**抜粋文:**
'''

マルコによる福音書第四章二六節から二九節で主イエスは言われました、「神の王国はこのようなものである.ある人が地に種をまき、そして夜昼、寝起きしていると、その種は芽を出し伸びていくが、どのようにしてそうなるのか、その人は知らない。地は自ずから実を結ぶのであり、初めに葉、次に穂、次に穂の中に穀粒が満ちる。しかし実が熟すると、直ちに人はかまを入れる.刈り入れ時が来たからである」。この比喩の中で、主イエスは、王国はある人が地に種をまくようなものであると言われました。種は成長し、葉が出て、穂が出て、最後に収穫されます。このように、王国が来ることの最初は種として来ることです。王国はこの種が成長し、発達する過程を通して実現します。
王国とは何であるか
新約において、バプテスマのヨハネが来て宣べ伝えていた時、彼の最初の言葉は、「悔い改めよ、天の王国は近づいたからだ」でした(マタイ三・二)。主イエスは出て来て宣べ伝えた時、同じ事を言われました、「悔い改めよ、天の王国は近づいたからだ」(四・十七)。主イエスがルカによる福音書第九章で十二弟子を遣わし、またルカによる福音書第十章で七十人の弟子を遣わした時、主は彼らに王国に関して宣べ伝えるよう告げました。最終的に、聖書の最後の書の啓示録でわたしたちはこのように告げられています、「世の王国は、わたしたちの主と彼のキリストの王国となった.彼は永遠にわたって王として支配される」(十一・十五)。主はすべての勝利を得た聖徒たちと共に王として支配するでしょう。新約のマタイによる福音書から啓示録までのほとんどすべての書の中で、王国が取り扱われています。
それでは、神の王国とは何でしょうか? それは神の支配、あるいは神の統治です。神はご自身の定められた御旨を成就するために、彼の権威を行使する王国を持たなければなりません。聖書の最後でわたしたちは、神が王国を得られて、その中で完全に神の権威を行使し、神の永遠の定められた御旨を完成されることを見ます。こういうわけで、マタイによる福音書第六章において主イエスは祈りの初めで、「あなたの王国が来ますように」と言われ、その終わりでは「王国……が……あなたのものであるからです」と祈られたのです。このように王国は聖書の中での大きな事柄であり、神の究極の目標です。
マルコによる福音書第四章二六節から二九節で主イエスは、王国はある人が地に種をまくようなものであると言われました。種は成長し、葉が出て、穂が出て、最後に収穫されます。王国は一粒の種として地にまかれ、成長し、円熟に至り、その時に収穫されます。種は輝く方としての主イエスです。わたしたちはみな土壌であり、主イエスは種としてその土壌の中へとまかれました。主イエスご自身が王(King)です。彼がわたしたちの中に入られた時に、王国(kingdom)が生まれました。王である主イエスは彼が一人であることに満足されず、彼は王国を得ることを欲しておられました。彼はご自身を種としてわたしたちの中へとまかれました。すなわち彼ご自身がわたしたちの中へと拡大し、成長し王国となります。

'''

**課題の要件:**
[1] 抜粋文から、「それでは、神の王国とは何でし」を含む語句で始まり「大し、成長し王国となります。」で終わる部分を、一字も変えずに返してください。
[2] 抜粋文によると、神の王国とは何ですか。

**提供された情報:**

'''

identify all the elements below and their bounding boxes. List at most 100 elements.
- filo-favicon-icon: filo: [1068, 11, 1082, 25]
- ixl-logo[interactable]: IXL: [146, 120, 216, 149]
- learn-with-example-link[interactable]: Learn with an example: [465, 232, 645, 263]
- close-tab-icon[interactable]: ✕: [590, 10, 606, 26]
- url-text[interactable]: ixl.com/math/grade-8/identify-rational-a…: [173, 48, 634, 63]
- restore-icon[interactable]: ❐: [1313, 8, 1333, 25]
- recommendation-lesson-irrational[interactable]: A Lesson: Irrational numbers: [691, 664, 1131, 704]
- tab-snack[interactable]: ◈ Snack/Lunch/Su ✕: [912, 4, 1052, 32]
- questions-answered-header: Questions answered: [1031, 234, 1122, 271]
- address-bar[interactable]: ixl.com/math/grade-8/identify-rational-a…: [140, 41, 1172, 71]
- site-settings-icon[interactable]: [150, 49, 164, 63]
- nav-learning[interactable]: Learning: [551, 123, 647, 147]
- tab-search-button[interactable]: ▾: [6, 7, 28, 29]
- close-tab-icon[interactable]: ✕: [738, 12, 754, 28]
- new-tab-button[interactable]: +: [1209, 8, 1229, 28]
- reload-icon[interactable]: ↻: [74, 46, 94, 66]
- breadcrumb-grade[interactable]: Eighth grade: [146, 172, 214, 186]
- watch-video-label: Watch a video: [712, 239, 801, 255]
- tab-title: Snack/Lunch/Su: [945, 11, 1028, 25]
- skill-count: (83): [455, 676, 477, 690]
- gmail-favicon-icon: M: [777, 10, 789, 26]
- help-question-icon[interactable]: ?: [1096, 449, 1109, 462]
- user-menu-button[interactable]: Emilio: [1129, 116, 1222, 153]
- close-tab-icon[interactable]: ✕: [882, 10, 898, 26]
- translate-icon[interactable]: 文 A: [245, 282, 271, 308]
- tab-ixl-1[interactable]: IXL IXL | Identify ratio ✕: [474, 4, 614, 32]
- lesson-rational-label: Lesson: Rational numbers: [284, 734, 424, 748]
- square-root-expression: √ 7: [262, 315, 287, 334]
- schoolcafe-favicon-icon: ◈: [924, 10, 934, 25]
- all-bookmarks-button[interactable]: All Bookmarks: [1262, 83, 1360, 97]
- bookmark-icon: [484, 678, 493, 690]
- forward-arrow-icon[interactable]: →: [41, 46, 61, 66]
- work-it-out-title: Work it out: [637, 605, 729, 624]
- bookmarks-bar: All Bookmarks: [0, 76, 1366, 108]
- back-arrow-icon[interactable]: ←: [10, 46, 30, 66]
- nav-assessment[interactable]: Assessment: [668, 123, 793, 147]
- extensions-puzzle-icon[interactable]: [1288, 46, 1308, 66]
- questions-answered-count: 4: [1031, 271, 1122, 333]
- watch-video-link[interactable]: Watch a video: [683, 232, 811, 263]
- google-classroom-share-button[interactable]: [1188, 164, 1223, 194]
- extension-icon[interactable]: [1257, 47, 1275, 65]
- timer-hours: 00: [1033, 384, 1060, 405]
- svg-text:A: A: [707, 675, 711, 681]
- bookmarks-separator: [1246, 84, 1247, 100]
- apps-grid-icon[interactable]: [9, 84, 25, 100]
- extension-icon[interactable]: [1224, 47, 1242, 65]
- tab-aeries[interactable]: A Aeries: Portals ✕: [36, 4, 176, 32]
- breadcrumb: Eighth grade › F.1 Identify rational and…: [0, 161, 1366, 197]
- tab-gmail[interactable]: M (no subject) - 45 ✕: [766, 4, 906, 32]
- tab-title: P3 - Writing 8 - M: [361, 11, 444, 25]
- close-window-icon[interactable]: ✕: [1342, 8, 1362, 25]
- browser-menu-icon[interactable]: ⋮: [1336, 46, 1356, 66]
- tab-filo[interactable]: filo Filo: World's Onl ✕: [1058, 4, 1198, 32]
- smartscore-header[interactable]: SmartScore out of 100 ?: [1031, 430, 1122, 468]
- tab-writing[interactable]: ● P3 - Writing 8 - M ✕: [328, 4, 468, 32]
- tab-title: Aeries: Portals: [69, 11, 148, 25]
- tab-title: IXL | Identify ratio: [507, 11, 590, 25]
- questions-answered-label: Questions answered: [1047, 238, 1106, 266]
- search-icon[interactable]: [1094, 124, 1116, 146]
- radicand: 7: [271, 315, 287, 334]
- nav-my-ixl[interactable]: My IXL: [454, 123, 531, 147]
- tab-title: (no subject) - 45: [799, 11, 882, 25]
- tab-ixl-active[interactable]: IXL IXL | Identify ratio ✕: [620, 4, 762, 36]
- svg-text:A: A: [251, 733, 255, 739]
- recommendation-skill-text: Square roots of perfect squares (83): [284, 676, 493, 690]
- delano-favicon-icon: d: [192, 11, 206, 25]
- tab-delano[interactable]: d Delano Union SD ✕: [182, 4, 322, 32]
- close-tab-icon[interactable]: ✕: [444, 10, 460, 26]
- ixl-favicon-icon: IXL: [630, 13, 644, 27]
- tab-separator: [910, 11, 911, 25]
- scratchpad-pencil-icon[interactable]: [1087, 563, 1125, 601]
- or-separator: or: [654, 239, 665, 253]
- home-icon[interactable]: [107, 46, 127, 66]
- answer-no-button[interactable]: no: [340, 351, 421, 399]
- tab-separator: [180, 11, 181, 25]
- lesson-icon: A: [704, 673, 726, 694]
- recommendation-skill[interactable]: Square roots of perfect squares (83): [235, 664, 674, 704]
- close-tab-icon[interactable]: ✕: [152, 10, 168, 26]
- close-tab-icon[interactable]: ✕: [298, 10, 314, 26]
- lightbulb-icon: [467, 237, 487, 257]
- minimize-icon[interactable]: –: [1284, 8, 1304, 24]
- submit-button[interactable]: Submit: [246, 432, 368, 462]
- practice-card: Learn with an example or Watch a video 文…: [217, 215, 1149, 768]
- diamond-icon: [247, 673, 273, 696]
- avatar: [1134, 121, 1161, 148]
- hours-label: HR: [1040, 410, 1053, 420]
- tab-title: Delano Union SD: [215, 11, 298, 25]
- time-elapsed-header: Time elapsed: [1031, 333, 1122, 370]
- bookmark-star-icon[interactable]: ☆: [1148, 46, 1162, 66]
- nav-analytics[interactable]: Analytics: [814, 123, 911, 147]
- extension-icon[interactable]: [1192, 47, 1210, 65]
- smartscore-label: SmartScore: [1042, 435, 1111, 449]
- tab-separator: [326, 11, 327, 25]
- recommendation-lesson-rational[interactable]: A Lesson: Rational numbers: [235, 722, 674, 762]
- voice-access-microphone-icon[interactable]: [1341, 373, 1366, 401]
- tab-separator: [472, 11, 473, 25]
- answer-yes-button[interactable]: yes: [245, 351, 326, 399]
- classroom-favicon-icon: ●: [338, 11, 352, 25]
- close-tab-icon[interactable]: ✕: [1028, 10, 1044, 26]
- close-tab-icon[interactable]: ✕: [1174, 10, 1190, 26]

'''

**課題別の解答:**
[1]
それでは、神の王国とは何でしょうか? それは神の支配、あるいは神の統治です。神はご自身の定められた御旨を成就するために、彼の権威を行使する王国を持たなければなりません。聖書の最後でわたしたちは、神が王国を得られて、その中で完全に神の権威を行使し、神の永遠の定められた御旨を完成されることを見ます。こういうわけで、マタイによる福音書第六章において主イエスは祈りの初めで、「あなたの王国が来ますように」と言われ、その終わりでは「王国……が……あなたのものであるからです」と祈られたのです。このように王国は聖書の中での大きな事柄であり、神の究極の目標です。
マルコによる福音書第四章二六節から二九節で主イエスは、王国はある人が地に種をまくようなものであると言われました。種は成長し、葉が出て、穂が出て、最後に収穫されます。王国は一粒の種として地にまかれ、成長し、円熟に至り、その時に収穫されます。種は輝く方としての主イエスです。わたしたちはみな土壌であり、主イエスは種としてその土壌の中へとまかれました。主イエスご自身が王(King)です。彼がわたしたちの中に入られた時に、王国(kingdom)が生まれました。王である主イエスは彼が一人であることに満足されず、彼は王国を得ることを欲しておられました。彼はご自身を種としてわたしたちの中へとまかれました。すなわち彼ご自身がわたしたちの中へと拡大し、成長し王国となります。

[2] 神の支配、あるいは神の統治です。